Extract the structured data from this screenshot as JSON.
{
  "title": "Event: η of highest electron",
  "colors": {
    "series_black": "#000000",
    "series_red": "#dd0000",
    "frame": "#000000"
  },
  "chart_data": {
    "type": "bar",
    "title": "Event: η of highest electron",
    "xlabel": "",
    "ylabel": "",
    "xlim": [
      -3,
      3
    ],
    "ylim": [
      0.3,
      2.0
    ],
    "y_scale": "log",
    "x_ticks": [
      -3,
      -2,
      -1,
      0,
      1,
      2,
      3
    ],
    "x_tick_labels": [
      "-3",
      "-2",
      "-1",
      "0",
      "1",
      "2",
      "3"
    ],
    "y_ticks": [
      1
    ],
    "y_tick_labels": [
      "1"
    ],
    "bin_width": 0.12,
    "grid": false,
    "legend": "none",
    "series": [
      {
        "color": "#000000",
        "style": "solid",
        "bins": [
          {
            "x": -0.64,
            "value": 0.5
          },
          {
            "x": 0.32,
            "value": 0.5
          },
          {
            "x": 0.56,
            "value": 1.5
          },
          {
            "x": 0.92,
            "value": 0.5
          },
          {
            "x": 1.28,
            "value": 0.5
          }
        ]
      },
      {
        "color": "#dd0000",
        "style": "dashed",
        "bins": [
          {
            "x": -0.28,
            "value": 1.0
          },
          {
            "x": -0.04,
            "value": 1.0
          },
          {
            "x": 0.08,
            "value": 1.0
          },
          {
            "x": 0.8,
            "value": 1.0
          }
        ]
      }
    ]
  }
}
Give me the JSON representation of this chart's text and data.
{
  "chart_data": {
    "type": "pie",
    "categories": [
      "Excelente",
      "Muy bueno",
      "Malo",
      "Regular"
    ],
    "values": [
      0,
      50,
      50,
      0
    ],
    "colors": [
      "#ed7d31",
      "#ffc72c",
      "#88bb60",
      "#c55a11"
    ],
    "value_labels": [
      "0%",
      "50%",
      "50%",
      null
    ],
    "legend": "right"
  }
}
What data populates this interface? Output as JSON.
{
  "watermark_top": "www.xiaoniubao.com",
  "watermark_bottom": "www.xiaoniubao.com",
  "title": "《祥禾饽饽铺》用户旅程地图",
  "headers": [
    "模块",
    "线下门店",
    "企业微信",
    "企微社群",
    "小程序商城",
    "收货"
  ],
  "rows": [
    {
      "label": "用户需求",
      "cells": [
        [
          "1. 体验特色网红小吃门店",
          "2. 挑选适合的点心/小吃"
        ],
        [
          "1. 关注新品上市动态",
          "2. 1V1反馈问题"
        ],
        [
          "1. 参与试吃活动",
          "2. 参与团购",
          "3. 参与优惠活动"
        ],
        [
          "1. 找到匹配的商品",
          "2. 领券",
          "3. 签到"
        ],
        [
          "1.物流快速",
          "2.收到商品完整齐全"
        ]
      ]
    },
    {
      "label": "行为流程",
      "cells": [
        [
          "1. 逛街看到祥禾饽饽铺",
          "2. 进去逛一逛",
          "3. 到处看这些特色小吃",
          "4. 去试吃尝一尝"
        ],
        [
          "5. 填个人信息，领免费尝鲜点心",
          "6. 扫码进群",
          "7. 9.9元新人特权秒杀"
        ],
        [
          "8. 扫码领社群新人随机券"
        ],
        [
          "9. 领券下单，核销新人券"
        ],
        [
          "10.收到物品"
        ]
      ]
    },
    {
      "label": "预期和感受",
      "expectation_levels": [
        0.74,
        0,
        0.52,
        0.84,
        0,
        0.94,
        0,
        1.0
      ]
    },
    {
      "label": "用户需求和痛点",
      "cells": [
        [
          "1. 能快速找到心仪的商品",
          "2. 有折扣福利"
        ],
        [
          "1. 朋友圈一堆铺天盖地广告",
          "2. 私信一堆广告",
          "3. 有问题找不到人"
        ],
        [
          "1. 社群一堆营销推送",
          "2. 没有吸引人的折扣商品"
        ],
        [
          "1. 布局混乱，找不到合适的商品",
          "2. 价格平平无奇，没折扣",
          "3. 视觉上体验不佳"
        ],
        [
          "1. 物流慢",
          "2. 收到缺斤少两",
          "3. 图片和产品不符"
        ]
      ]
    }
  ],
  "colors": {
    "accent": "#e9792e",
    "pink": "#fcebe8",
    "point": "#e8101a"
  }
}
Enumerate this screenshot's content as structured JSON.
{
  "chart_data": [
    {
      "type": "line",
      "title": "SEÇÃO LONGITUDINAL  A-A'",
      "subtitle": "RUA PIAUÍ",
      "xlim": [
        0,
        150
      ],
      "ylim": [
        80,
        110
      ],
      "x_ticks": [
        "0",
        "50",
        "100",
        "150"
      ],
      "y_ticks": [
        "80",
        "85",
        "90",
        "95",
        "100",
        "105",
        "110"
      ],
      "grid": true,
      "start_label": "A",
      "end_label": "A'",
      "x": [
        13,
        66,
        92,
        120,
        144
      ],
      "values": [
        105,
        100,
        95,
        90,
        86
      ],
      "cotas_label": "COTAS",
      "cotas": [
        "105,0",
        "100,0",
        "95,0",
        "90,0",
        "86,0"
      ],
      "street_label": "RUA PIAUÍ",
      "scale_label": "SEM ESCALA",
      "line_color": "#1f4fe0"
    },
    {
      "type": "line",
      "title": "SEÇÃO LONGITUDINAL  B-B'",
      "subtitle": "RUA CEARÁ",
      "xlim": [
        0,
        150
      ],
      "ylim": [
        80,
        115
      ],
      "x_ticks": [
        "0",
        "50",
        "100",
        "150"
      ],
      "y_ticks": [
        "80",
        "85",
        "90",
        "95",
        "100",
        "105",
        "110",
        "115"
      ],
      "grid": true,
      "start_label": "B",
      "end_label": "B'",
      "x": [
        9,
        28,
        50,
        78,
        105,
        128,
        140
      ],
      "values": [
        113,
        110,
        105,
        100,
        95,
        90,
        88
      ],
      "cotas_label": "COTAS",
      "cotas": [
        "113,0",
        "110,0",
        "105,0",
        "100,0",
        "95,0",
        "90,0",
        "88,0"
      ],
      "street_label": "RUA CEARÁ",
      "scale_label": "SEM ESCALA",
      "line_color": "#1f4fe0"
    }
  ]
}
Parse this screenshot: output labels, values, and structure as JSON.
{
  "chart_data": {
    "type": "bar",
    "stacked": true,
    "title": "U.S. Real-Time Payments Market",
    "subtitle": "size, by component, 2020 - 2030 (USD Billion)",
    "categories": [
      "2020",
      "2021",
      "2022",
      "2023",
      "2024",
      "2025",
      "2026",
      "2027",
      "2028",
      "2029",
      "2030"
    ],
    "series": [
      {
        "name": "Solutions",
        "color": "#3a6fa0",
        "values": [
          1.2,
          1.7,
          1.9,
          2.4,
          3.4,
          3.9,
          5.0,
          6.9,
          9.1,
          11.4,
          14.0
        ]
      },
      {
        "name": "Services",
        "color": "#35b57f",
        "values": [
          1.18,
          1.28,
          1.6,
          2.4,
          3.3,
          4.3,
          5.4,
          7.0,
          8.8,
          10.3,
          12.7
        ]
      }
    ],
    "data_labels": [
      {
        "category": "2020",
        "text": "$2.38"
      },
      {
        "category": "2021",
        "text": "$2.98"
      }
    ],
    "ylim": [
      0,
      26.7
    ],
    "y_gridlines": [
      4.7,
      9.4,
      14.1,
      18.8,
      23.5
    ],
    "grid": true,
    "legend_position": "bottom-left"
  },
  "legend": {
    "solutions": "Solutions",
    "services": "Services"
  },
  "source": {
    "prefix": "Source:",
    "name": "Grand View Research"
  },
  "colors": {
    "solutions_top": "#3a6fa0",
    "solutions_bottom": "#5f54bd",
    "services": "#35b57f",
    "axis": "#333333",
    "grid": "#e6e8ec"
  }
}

(Given exercise) Report the number of lines in the entries above that include the word "CEARÁ" and add nothing to it.

(Response) 2